THE PROBLEM >> Once the data has been read, restate all of it exactly.

Document text records
<<<<
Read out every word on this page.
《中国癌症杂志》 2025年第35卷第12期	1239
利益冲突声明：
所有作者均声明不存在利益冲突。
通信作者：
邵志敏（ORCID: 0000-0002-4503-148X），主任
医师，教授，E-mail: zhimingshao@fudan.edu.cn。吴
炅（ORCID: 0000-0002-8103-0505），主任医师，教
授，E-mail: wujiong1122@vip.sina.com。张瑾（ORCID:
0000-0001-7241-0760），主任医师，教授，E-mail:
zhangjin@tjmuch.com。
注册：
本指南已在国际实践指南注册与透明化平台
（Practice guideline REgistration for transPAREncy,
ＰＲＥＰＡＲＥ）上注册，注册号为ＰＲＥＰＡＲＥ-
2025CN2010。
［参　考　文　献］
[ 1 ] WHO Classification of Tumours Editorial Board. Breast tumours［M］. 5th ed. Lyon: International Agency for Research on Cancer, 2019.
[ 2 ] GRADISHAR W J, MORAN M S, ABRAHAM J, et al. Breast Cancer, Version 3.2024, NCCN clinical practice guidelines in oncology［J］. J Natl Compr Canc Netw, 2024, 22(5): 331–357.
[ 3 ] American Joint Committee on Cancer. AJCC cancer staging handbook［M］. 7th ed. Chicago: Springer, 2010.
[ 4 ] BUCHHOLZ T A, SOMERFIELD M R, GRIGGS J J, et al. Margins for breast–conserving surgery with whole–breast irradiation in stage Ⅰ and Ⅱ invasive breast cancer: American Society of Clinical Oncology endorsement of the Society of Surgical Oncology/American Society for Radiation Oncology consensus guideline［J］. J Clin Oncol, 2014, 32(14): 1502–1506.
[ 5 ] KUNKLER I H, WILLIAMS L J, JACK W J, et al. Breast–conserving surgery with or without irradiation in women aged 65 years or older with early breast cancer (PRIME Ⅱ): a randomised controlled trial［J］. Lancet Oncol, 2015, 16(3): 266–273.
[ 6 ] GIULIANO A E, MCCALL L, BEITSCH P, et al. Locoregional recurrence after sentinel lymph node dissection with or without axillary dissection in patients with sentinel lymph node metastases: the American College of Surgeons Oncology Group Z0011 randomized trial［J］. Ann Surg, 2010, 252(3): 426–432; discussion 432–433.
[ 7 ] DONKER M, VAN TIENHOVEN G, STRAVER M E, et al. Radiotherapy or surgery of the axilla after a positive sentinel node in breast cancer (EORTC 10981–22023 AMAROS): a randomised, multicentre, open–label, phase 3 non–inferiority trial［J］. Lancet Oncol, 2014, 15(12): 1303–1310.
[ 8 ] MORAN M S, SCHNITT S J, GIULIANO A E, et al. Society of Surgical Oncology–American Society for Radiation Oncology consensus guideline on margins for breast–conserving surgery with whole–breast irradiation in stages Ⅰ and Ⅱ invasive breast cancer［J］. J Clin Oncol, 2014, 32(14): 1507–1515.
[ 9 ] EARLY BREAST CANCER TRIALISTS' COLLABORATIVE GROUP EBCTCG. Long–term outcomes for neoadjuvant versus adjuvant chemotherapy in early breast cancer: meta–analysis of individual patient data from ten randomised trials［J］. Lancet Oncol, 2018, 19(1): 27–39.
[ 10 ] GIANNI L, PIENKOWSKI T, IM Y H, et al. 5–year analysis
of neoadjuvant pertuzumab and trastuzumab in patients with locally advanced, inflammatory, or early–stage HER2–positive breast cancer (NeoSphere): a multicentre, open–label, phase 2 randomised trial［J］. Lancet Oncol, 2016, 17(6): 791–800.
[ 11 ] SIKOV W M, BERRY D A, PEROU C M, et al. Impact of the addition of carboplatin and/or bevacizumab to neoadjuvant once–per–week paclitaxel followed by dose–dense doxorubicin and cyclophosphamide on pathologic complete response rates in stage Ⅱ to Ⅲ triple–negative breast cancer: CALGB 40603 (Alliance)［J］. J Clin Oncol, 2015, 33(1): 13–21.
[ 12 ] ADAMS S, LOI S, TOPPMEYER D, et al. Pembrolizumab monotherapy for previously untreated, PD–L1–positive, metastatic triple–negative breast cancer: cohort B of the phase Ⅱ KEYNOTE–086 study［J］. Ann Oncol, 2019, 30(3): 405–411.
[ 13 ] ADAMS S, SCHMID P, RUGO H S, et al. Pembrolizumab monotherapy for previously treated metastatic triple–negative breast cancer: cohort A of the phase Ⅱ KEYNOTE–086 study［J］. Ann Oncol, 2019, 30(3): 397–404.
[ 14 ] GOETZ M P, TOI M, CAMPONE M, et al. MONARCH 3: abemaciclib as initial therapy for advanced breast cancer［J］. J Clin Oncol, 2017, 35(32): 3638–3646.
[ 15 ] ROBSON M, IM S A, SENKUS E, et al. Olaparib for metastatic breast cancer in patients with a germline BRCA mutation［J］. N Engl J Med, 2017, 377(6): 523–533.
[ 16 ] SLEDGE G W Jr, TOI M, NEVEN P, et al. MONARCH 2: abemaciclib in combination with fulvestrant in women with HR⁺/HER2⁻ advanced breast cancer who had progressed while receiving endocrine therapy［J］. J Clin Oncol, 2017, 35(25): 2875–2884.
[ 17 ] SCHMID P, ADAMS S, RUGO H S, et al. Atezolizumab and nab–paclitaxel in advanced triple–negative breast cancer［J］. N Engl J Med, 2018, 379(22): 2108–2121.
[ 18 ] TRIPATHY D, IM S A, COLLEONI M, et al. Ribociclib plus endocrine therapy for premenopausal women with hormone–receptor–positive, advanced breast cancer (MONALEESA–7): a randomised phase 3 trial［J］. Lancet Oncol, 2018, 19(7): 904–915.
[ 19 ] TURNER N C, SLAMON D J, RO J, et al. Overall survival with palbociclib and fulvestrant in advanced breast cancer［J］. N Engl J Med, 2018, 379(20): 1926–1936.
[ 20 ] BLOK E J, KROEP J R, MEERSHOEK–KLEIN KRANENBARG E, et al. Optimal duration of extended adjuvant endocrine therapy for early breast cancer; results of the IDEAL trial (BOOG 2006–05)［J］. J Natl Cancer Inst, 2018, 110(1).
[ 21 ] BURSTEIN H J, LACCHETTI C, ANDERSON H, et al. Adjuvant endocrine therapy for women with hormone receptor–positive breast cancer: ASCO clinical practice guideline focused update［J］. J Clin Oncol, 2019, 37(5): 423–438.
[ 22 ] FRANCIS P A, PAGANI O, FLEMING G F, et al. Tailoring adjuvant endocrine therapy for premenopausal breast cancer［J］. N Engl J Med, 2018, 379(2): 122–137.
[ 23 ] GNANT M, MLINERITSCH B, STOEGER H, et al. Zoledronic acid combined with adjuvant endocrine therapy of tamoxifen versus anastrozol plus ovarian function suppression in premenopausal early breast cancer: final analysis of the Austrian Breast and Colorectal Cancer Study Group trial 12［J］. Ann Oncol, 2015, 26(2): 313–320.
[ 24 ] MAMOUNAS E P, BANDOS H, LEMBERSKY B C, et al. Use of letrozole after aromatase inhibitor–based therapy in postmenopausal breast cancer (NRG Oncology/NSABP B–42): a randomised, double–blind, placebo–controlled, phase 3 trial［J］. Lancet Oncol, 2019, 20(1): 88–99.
>>>>
ANSWER SECTION >>
Read out every word on this page.
《中国癌症杂志》 2025年第35卷第12期	1239
利益冲突声明：
所有作者均声明不存在利益冲突。
通信作者：
邵志敏（ORCID: 0000-0002-4503-148X），主任
医师，教授，E-mail: zhimingshao@fudan.edu.cn。吴
炅（ORCID: 0000-0002-8103-0505），主任医师，教
授，E-mail: wujiong1122@vip.sina.com。张瑾（ORCID:
0000-0001-7241-0760），主任医师，教授，E-mail:
zhangjin@tjmuch.com。
注册：
本指南已在国际实践指南注册与透明化平台
（Practice guideline REgistration for transPAREncy,
ＰＲＥＰＡＲＥ）上注册，注册号为ＰＲＥＰＡＲＥ-
2025CN2010。
［参　考　文　献］
[ 1 ] WHO Classification of Tumours Editorial Board. Breast tumours［M］. 5th ed. Lyon: International Agency for Research on Cancer, 2019.
[ 2 ] GRADISHAR W J, MORAN M S, ABRAHAM J, et al. Breast Cancer, Version 3.2024, NCCN clinical practice guidelines in oncology［J］. J Natl Compr Canc Netw, 2024, 22(5): 331–357.
[ 3 ] American Joint Committee on Cancer. AJCC cancer staging handbook［M］. 7th ed. Chicago: Springer, 2010.
[ 4 ] BUCHHOLZ T A, SOMERFIELD M R, GRIGGS J J, et al. Margins for breast–conserving surgery with whole–breast irradiation in stage Ⅰ and Ⅱ invasive breast cancer: American Society of Clinical Oncology endorsement of the Society of Surgical Oncology/American Society for Radiation Oncology consensus guideline［J］. J Clin Oncol, 2014, 32(14): 1502–1506.
[ 5 ] KUNKLER I H, WILLIAMS L J, JACK W J, et al. Breast–conserving surgery with or without irradiation in women aged 65 years or older with early breast cancer (PRIME Ⅱ): a randomised controlled trial［J］. Lancet Oncol, 2015, 16(3): 266–273.
[ 6 ] GIULIANO A E, MCCALL L, BEITSCH P, et al. Locoregional recurrence after sentinel lymph node dissection with or without axillary dissection in patients with sentinel lymph node metastases: the American College of Surgeons Oncology Group Z0011 randomized trial［J］. Ann Surg, 2010, 252(3): 426–432; discussion 432–433.
[ 7 ] DONKER M, VAN TIENHOVEN G, STRAVER M E, et al. Radiotherapy or surgery of the axilla after a positive sentinel node in breast cancer (EORTC 10981–22023 AMAROS): a randomised, multicentre, open–label, phase 3 non–inferiority trial［J］. Lancet Oncol, 2014, 15(12): 1303–1310.
[ 8 ] MORAN M S, SCHNITT S J, GIULIANO A E, et al. Society of Surgical Oncology–American Society for Radiation Oncology consensus guideline on margins for breast–conserving surgery with whole–breast irradiation in stages Ⅰ and Ⅱ invasive breast cancer［J］. J Clin Oncol, 2014, 32(14): 1507–1515.
[ 9 ] EARLY BREAST CANCER TRIALISTS' COLLABORATIVE GROUP EBCTCG. Long–term outcomes for neoadjuvant versus adjuvant chemotherapy in early breast cancer: meta–analysis of individual patient data from ten randomised trials［J］. Lancet Oncol, 2018, 19(1): 27–39.
[ 10 ] GIANNI L, PIENKOWSKI T, IM Y H, et al. 5–year analysis
of neoadjuvant pertuzumab and trastuzumab in patients with locally advanced, inflammatory, or early–stage HER2–positive breast cancer (NeoSphere): a multicentre, open–label, phase 2 randomised trial［J］. Lancet Oncol, 2016, 17(6): 791–800.
[ 11 ] SIKOV W M, BERRY D A, PEROU C M, et al. Impact of the addition of carboplatin and/or bevacizumab to neoadjuvant once–per–week paclitaxel followed by dose–dense doxorubicin and cyclophosphamide on pathologic complete response rates in stage Ⅱ to Ⅲ triple–negative breast cancer: CALGB 40603 (Alliance)［J］. J Clin Oncol, 2015, 33(1): 13–21.
[ 12 ] ADAMS S, LOI S, TOPPMEYER D, et al. Pembrolizumab monotherapy for previously untreated, PD–L1–positive, metastatic triple–negative breast cancer: cohort B of the phase Ⅱ KEYNOTE–086 study［J］. Ann Oncol, 2019, 30(3): 405–411.
[ 13 ] ADAMS S, SCHMID P, RUGO H S, et al. Pembrolizumab monotherapy for previously treated metastatic triple–negative breast cancer: cohort A of the phase Ⅱ KEYNOTE–086 study［J］. Ann Oncol, 2019, 30(3): 397–404.
[ 14 ] GOETZ M P, TOI M, CAMPONE M, et al. MONARCH 3: abemaciclib as initial therapy for advanced breast cancer［J］. J Clin Oncol, 2017, 35(32): 3638–3646.
[ 15 ] ROBSON M, IM S A, SENKUS E, et al. Olaparib for metastatic breast cancer in patients with a germline BRCA mutation［J］. N Engl J Med, 2017, 377(6): 523–533.
[ 16 ] SLEDGE G W Jr, TOI M, NEVEN P, et al. MONARCH 2: abemaciclib in combination with fulvestrant in women with HR⁺/HER2⁻ advanced breast cancer who had progressed while receiving endocrine therapy［J］. J Clin Oncol, 2017, 35(25): 2875–2884.
[ 17 ] SCHMID P, ADAMS S, RUGO H S, et al. Atezolizumab and nab–paclitaxel in advanced triple–negative breast cancer［J］. N Engl J Med, 2018, 379(22): 2108–2121.
[ 18 ] TRIPATHY D, IM S A, COLLEONI M, et al. Ribociclib plus endocrine therapy for premenopausal women with hormone–receptor–positive, advanced breast cancer (MONALEESA–7): a randomised phase 3 trial［J］. Lancet Oncol, 2018, 19(7): 904–915.
[ 19 ] TURNER N C, SLAMON D J, RO J, et al. Overall survival with palbociclib and fulvestrant in advanced breast cancer［J］. N Engl J Med, 2018, 379(20): 1926–1936.
[ 20 ] BLOK E J, KROEP J R, MEERSHOEK–KLEIN KRANENBARG E, et al. Optimal duration of extended adjuvant endocrine therapy for early breast cancer; results of the IDEAL trial (BOOG 2006–05)［J］. J Natl Cancer Inst, 2018, 110(1).
[ 21 ] BURSTEIN H J, LACCHETTI C, ANDERSON H, et al. Adjuvant endocrine therapy for women with hormone receptor–positive breast cancer: ASCO clinical practice guideline focused update［J］. J Clin Oncol, 2019, 37(5): 423–438.
[ 22 ] FRANCIS P A, PAGANI O, FLEMING G F, et al. Tailoring adjuvant endocrine therapy for premenopausal breast cancer［J］. N Engl J Med, 2018, 379(2): 122–137.
[ 23 ] GNANT M, MLINERITSCH B, STOEGER H, et al. Zoledronic acid combined with adjuvant endocrine therapy of tamoxifen versus anastrozol plus ovarian function suppression in premenopausal early breast cancer: final analysis of the Austrian Breast and Colorectal Cancer Study Group trial 12［J］. Ann Oncol, 2015, 26(2): 313–320.
[ 24 ] MAMOUNAS E P, BANDOS H, LEMBERSKY B C, et al. Use of letrozole after aromatase inhibitor–based therapy in postmenopausal breast cancer (NRG Oncology/NSABP B–42): a randomised, double–blind, placebo–controlled, phase 3 trial［J］. Lancet Oncol, 2019, 20(1): 88–99.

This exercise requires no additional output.